• **Instructions to follow**:
The entries below contain pictures. Retype everything except those pictures, exactly as given.

• **Collection entries**:

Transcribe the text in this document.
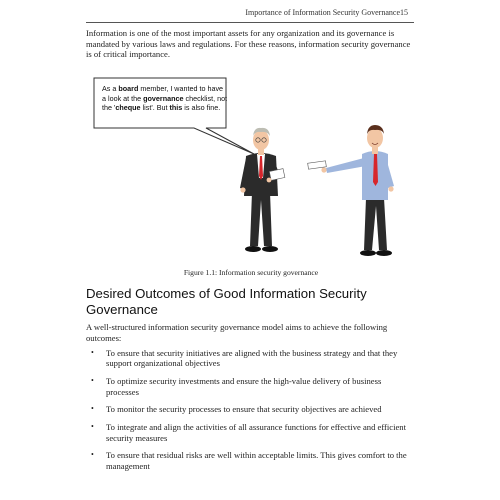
Importance of Information Security Governance 15

Information is one of the most important assets for any organization and its governance is mandated by various laws and regulations. For these reasons, information security governance is of critical importance.

As a board member, I wanted to have a look at the governance checklist, not the 'cheque list'. But this is also fine.
Figure 1.1: Information security governance
Desired Outcomes of Good Information Security Governance

A well-structured information security governance model aims to achieve the following outcomes:

• To ensure that security initiatives are aligned with the business strategy and that they support organizational objectives
• To optimize security investments and ensure the high-value delivery of business processes
• To monitor the security processes to ensure that security objectives are achieved
• To integrate and align the activities of all assurance functions for effective and efficient security measures
• To ensure that residual risks are well within acceptable limits. This gives comfort to the management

• **In response**:
Transcribe the text in this document.
Importance of Information Security Governance 15

Information is one of the most important assets for any organization and its governance is mandated by various laws and regulations. For these reasons, information security governance is of critical importance.

As a board member, I wanted to have a look at the governance checklist, not the 'cheque list'. But this is also fine.
Figure 1.1: Information security governance
Desired Outcomes of Good Information Security Governance

A well-structured information security governance model aims to achieve the following outcomes:

• To ensure that security initiatives are aligned with the business strategy and that they support organizational objectives
• To optimize security investments and ensure the high-value delivery of business processes
• To monitor the security processes to ensure that security objectives are achieved
• To integrate and align the activities of all assurance functions for effective and efficient security measures
• To ensure that residual risks are well within acceptable limits. This gives comfort to the management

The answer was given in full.